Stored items
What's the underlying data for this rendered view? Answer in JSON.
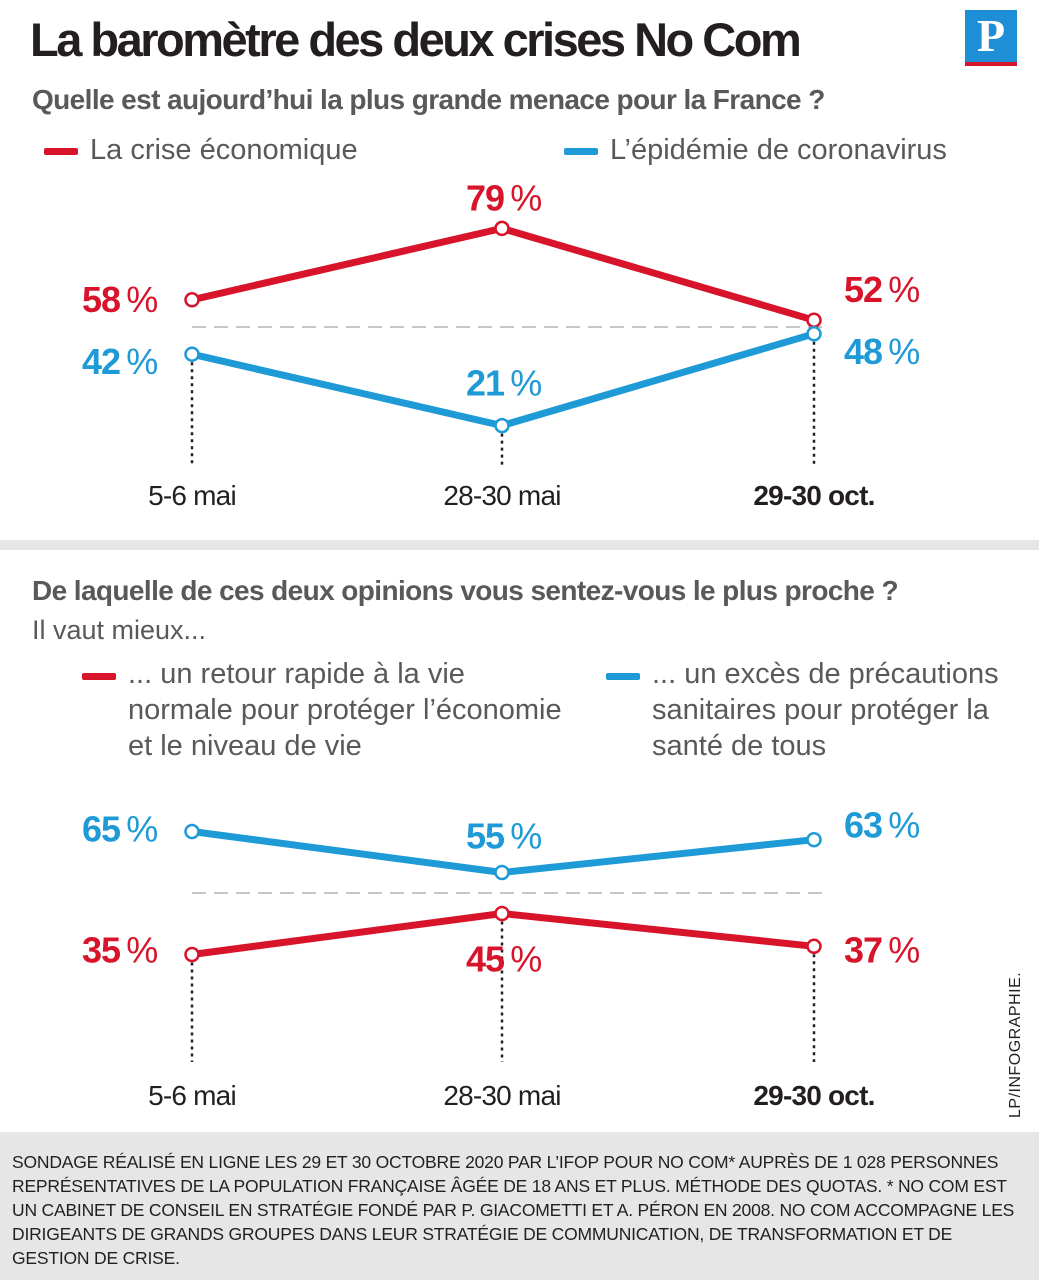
{
  "title": "La baromètre des deux crises No Com",
  "logo_letter": "P",
  "colors": {
    "red": "#d7142a",
    "blue": "#1e9ad6",
    "grey": "#58595b"
  },
  "credit": "LP/INFOGRAPHIE.",
  "chart1": {
    "question": "Quelle est aujourd’hui la plus grande menace pour la France ?",
    "legend": {
      "red": "La crise économique",
      "blue": "L’épidémie de coronavirus"
    }
  },
  "chart2": {
    "question": "De laquelle de ces deux opinions vous sentez-vous le plus proche ?",
    "sub": "Il vaut mieux...",
    "legend": {
      "red": "... un retour rapide à la vie normale pour protéger l’économie et le niveau de vie",
      "blue": "... un excès de précautions sanitaires pour protéger la santé de tous"
    }
  },
  "footer": {
    "method": "Sondage réalisé en ligne les 29 et 30 octobre 2020 par l’Ifop pour No Com* auprès de 1 028 personnes représentatives de la population française âgée de 18 ans et plus. Méthode des quotas.",
    "note": "* No Com est un cabinet de conseil en stratégie fondé par P. Giacometti et A. Péron en 2008. No Com accompagne les dirigeants de grands groupes dans leur stratégie de communication, de transformation et de gestion de crise."
  },
  "chart_data": [
    {
      "type": "line",
      "title": "Quelle est aujourd’hui la plus grande menace pour la France ?",
      "categories": [
        "5-6 mai",
        "28-30 mai",
        "29-30 oct."
      ],
      "unit": "%",
      "series": [
        {
          "name": "La crise économique",
          "color": "#d7142a",
          "values": [
            58,
            79,
            52
          ]
        },
        {
          "name": "L’épidémie de coronavirus",
          "color": "#1e9ad6",
          "values": [
            42,
            21,
            48
          ]
        }
      ],
      "reference_line": 50
    },
    {
      "type": "line",
      "title": "De laquelle de ces deux opinions vous sentez-vous le plus proche ?",
      "categories": [
        "5-6 mai",
        "28-30 mai",
        "29-30 oct."
      ],
      "unit": "%",
      "series": [
        {
          "name": "... un retour rapide à la vie normale pour protéger l’économie et le niveau de vie",
          "color": "#d7142a",
          "values": [
            35,
            45,
            37
          ]
        },
        {
          "name": "... un excès de précautions sanitaires pour protéger la santé de tous",
          "color": "#1e9ad6",
          "values": [
            65,
            55,
            63
          ]
        }
      ],
      "reference_line": 50
    }
  ]
}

[EXERCISE REQUIREMENTS]
Using the records above, say how many lines contain the word "title". Write the number alone.

[RESULT FOR THIS EXERCISE]
3